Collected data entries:
>> start

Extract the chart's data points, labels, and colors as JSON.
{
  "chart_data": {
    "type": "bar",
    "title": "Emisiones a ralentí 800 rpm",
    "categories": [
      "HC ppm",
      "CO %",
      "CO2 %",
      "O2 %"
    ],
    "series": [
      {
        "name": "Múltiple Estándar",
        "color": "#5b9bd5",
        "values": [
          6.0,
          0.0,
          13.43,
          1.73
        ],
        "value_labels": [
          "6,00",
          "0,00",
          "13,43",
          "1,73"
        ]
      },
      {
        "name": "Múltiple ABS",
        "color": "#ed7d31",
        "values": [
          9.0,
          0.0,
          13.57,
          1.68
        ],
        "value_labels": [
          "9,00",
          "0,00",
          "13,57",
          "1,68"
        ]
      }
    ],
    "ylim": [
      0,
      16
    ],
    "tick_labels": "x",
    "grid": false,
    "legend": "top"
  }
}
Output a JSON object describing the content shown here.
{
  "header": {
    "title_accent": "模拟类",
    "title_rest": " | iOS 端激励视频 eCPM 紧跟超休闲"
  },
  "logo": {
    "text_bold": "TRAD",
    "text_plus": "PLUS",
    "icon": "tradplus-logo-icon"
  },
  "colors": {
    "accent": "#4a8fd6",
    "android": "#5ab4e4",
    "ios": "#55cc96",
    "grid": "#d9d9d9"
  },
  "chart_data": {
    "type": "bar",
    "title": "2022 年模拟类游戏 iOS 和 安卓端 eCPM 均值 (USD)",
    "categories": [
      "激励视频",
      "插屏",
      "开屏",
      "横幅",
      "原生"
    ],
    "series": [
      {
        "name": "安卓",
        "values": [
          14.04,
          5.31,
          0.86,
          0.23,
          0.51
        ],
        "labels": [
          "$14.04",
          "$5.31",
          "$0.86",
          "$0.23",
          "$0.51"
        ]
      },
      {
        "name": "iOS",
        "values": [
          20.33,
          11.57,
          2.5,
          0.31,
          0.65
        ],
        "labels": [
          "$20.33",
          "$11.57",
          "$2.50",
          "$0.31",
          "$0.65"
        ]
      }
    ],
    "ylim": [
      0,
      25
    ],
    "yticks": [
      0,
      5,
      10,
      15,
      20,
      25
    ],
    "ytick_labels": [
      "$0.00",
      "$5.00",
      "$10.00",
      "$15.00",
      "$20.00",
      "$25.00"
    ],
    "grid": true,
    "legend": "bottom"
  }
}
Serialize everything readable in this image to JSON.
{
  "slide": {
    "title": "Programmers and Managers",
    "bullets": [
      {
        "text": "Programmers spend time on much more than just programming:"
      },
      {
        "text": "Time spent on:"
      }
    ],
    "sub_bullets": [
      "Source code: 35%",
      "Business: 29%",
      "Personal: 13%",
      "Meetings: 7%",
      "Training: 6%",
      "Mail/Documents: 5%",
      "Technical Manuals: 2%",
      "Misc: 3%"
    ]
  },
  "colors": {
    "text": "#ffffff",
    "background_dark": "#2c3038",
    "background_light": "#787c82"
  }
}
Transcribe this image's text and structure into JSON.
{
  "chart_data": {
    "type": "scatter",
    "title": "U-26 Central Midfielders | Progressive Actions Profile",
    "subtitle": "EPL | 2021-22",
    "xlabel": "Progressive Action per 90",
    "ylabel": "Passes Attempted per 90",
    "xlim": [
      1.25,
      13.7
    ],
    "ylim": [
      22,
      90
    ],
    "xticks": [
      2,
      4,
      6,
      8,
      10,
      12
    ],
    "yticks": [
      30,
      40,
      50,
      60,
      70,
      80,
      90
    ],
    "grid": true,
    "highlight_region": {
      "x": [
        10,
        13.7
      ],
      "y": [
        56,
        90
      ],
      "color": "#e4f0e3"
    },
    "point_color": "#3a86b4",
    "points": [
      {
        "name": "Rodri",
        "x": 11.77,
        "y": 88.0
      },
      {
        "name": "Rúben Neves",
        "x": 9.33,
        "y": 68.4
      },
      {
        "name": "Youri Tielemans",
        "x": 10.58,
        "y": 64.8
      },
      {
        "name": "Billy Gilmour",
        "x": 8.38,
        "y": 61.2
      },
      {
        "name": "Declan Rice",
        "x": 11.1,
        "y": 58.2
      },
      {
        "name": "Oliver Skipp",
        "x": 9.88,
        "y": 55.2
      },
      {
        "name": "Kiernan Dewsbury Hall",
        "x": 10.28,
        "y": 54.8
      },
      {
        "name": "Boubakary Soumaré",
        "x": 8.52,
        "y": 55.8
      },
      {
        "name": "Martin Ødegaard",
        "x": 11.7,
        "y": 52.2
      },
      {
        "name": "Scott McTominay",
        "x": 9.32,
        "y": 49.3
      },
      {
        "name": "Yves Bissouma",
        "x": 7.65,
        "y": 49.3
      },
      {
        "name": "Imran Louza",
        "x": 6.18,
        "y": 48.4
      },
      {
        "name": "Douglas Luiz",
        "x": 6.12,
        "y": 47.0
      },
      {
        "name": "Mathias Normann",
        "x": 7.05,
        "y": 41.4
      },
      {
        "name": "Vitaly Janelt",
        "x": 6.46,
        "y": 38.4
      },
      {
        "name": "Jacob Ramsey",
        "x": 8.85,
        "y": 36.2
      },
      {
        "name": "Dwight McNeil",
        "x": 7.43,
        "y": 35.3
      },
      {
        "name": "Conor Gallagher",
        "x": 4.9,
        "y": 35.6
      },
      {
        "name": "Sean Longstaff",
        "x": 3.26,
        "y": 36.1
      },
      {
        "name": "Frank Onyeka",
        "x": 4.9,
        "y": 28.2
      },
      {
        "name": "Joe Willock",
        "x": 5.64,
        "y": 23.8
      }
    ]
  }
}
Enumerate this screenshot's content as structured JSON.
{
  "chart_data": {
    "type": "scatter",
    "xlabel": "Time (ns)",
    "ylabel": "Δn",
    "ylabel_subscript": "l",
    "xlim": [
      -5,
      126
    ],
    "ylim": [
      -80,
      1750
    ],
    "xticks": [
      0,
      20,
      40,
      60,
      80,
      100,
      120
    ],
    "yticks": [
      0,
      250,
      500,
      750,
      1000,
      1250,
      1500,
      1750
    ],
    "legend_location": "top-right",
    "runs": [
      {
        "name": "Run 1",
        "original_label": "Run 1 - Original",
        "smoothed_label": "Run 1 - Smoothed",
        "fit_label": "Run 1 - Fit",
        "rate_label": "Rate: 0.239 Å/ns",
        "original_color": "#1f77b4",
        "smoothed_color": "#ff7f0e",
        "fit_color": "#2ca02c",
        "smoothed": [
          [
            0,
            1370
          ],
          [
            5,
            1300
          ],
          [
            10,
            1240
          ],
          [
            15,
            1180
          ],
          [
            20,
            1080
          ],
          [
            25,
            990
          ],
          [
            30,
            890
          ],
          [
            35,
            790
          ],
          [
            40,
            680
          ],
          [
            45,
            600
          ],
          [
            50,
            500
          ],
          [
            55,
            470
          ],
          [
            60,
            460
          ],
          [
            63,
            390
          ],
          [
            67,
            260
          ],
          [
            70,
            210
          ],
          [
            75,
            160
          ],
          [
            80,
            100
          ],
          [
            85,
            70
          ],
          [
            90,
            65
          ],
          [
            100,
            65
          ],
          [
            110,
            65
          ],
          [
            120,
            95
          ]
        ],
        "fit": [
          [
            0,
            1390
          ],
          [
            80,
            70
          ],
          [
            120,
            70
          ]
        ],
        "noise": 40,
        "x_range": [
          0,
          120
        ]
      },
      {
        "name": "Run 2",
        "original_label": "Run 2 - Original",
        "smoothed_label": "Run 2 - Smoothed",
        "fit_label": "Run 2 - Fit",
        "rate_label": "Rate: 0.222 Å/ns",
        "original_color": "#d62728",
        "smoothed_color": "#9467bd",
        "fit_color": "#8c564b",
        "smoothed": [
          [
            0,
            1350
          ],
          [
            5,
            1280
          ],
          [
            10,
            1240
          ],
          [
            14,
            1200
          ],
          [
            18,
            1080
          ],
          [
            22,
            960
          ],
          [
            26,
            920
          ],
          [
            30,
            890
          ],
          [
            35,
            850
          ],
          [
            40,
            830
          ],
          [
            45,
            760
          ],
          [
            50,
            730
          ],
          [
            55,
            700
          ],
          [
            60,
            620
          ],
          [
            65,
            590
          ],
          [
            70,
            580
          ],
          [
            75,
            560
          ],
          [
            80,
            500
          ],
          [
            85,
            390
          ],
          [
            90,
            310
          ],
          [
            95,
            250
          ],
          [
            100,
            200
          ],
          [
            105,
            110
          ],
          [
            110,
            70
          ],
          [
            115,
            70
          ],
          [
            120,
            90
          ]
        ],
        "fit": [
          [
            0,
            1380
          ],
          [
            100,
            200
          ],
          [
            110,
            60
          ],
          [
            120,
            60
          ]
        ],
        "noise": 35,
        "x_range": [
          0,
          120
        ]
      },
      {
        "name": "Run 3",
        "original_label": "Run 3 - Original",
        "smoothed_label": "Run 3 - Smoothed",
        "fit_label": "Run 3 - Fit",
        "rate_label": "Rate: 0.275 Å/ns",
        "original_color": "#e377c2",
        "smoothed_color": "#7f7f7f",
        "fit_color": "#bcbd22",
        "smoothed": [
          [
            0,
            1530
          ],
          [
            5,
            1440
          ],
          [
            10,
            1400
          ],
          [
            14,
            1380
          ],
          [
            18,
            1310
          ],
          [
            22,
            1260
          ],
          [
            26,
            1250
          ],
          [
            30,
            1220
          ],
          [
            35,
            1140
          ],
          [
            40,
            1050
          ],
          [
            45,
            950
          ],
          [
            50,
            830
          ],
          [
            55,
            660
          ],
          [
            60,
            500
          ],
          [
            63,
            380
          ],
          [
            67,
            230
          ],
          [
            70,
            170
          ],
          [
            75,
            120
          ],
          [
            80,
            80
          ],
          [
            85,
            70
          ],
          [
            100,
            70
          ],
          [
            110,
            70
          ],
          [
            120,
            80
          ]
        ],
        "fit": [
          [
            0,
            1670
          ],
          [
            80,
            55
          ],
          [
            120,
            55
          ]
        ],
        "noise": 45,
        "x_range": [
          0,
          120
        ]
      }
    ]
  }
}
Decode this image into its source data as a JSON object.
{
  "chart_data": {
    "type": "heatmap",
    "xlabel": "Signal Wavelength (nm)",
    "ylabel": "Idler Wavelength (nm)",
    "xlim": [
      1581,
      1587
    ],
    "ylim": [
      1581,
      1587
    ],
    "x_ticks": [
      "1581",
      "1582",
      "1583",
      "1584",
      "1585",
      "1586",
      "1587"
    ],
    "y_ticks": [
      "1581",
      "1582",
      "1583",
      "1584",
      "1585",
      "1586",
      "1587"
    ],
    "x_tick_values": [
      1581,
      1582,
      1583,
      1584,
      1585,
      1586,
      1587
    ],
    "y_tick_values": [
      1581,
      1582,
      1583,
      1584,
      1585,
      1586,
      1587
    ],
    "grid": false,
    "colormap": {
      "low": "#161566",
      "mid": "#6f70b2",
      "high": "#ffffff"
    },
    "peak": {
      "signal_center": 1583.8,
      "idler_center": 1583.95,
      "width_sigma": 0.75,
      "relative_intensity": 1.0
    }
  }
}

>> end

*Your instructions*
From the entries above, select each line containing the string "object".

*Response to this exercise*
Output a JSON object describing the content shown here.
Decode this image into its source data as a JSON object.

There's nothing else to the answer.